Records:
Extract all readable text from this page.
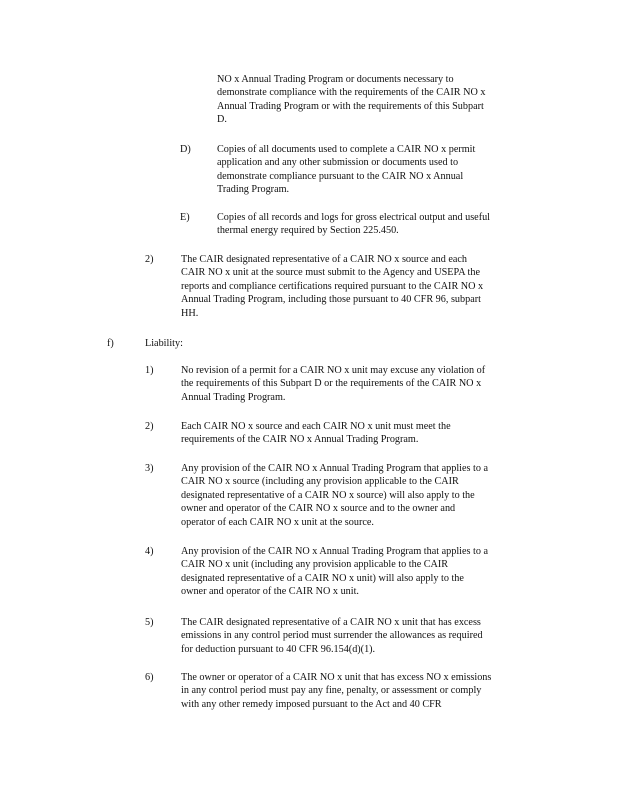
NO x Annual Trading Program or documents necessary to
demonstrate compliance with the requirements of the CAIR NO x
Annual Trading Program or with the requirements of this Subpart
D.
D)	Copies of all documents used to complete a CAIR NO x permit
application and any other submission or documents used to
demonstrate compliance pursuant to the CAIR NO x Annual
Trading Program.
E)	Copies of all records and logs for gross electrical output and useful
thermal energy required by Section 225.450.
2)	The CAIR designated representative of a CAIR NO x source and each
CAIR NO x unit at the source must submit to the Agency and USEPA the
reports and compliance certifications required pursuant to the CAIR NO x
Annual Trading Program, including those pursuant to 40 CFR 96, subpart
HH.
f)	Liability:
1)	No revision of a permit for a CAIR NO x unit may excuse any violation of
the requirements of this Subpart D or the requirements of the CAIR NO x
Annual Trading Program.
2)	Each CAIR NO x source and each CAIR NO x unit must meet the
requirements of the CAIR NO x Annual Trading Program.
3)	Any provision of the CAIR NO x Annual Trading Program that applies to a
CAIR NO x source (including any provision applicable to the CAIR
designated representative of a CAIR NO x source) will also apply to the
owner and operator of the CAIR NO x source and to the owner and
operator of each CAIR NO x unit at the source.
4)	Any provision of the CAIR NO x Annual Trading Program that applies to a
CAIR NO x unit (including any provision applicable to the CAIR
designated representative of a CAIR NO x unit) will also apply to the
owner and operator of the CAIR NO x unit.
5)	The CAIR designated representative of a CAIR NO x unit that has excess
emissions in any control period must surrender the allowances as required
for deduction pursuant to 40 CFR 96.154(d)(1).
6)	The owner or operator of a CAIR NO x unit that has excess NO x emissions
in any control period must pay any fine, penalty, or assessment or comply
with any other remedy imposed pursuant to the Act and 40 CFR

### Exercise objective
Transcribe the material as is, with images omitted.

### Written reply
Extract all readable text from this page.
NO x Annual Trading Program or documents necessary to
demonstrate compliance with the requirements of the CAIR NO x
Annual Trading Program or with the requirements of this Subpart
D.
D)	Copies of all documents used to complete a CAIR NO x permit
application and any other submission or documents used to
demonstrate compliance pursuant to the CAIR NO x Annual
Trading Program.
E)	Copies of all records and logs for gross electrical output and useful
thermal energy required by Section 225.450.
2)	The CAIR designated representative of a CAIR NO x source and each
CAIR NO x unit at the source must submit to the Agency and USEPA the
reports and compliance certifications required pursuant to the CAIR NO x
Annual Trading Program, including those pursuant to 40 CFR 96, subpart
HH.
f)	Liability:
1)	No revision of a permit for a CAIR NO x unit may excuse any violation of
the requirements of this Subpart D or the requirements of the CAIR NO x
Annual Trading Program.
2)	Each CAIR NO x source and each CAIR NO x unit must meet the
requirements of the CAIR NO x Annual Trading Program.
3)	Any provision of the CAIR NO x Annual Trading Program that applies to a
CAIR NO x source (including any provision applicable to the CAIR
designated representative of a CAIR NO x source) will also apply to the
owner and operator of the CAIR NO x source and to the owner and
operator of each CAIR NO x unit at the source.
4)	Any provision of the CAIR NO x Annual Trading Program that applies to a
CAIR NO x unit (including any provision applicable to the CAIR
designated representative of a CAIR NO x unit) will also apply to the
owner and operator of the CAIR NO x unit.
5)	The CAIR designated representative of a CAIR NO x unit that has excess
emissions in any control period must surrender the allowances as required
for deduction pursuant to 40 CFR 96.154(d)(1).
6)	The owner or operator of a CAIR NO x unit that has excess NO x emissions
in any control period must pay any fine, penalty, or assessment or comply
with any other remedy imposed pursuant to the Act and 40 CFR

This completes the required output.